◆ Dataset records:
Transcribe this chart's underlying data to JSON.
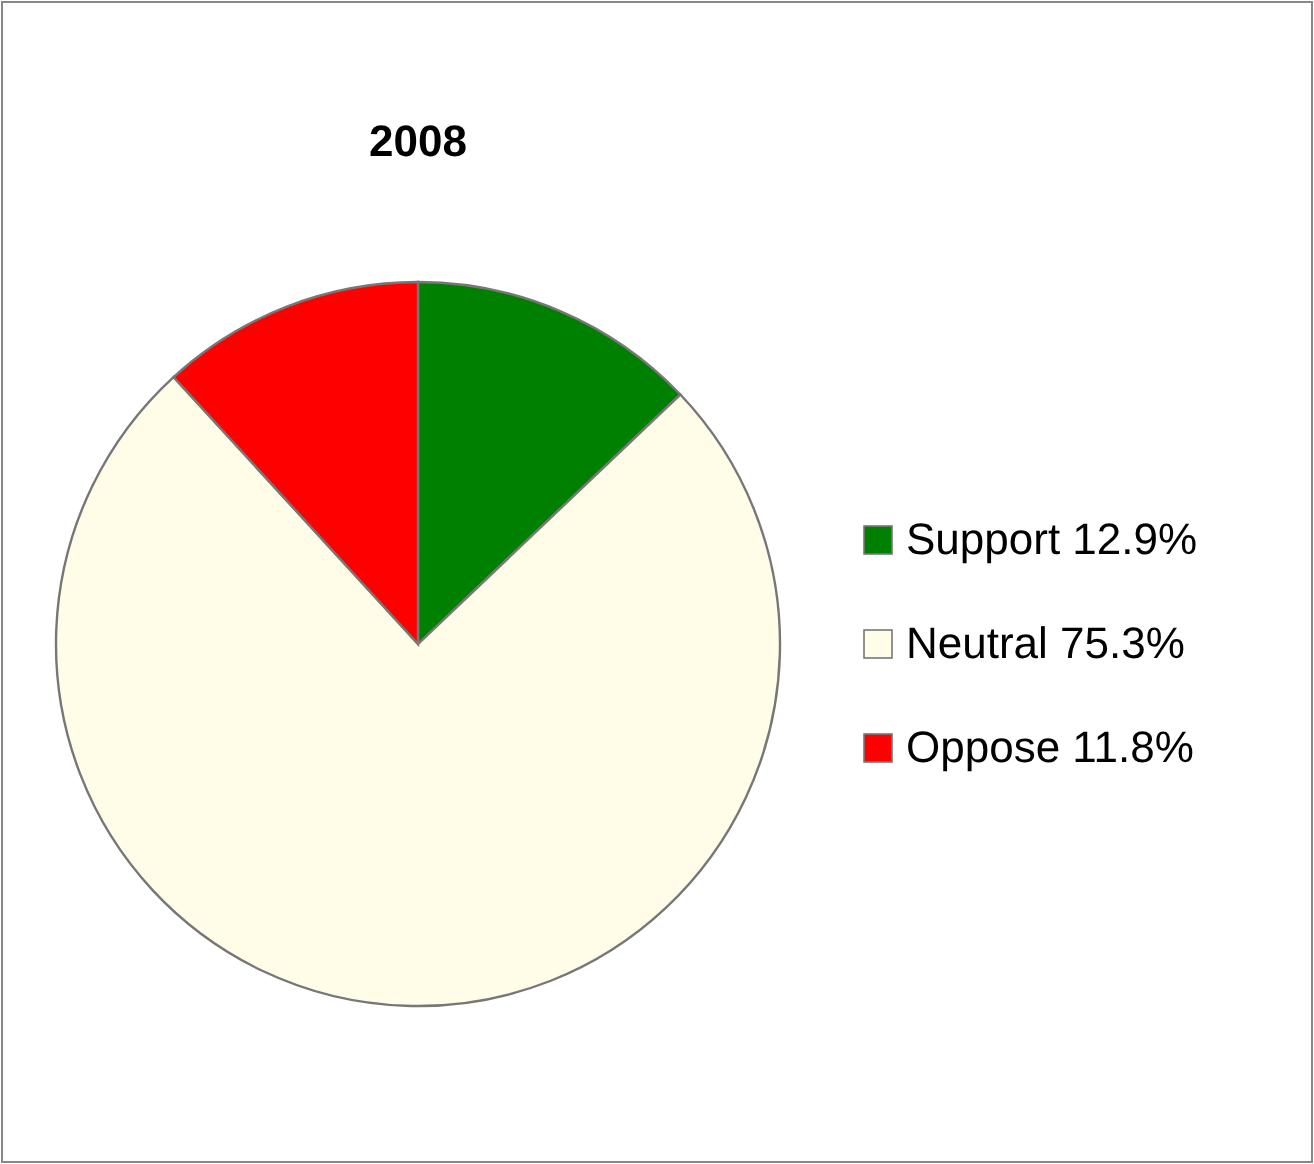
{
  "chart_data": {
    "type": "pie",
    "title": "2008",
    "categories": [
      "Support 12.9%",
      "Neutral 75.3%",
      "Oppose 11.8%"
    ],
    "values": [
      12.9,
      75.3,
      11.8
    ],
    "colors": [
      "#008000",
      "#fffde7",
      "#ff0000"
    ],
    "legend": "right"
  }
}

◆ Task description: Skip the pictures and print each record exactly as it stands.

◆ Written solution:
Transcribe this chart's underlying data to JSON.
{
  "chart_data": {
    "type": "pie",
    "title": "2008",
    "categories": [
      "Support 12.9%",
      "Neutral 75.3%",
      "Oppose 11.8%"
    ],
    "values": [
      12.9,
      75.3,
      11.8
    ],
    "colors": [
      "#008000",
      "#fffde7",
      "#ff0000"
    ],
    "legend": "right"
  }
}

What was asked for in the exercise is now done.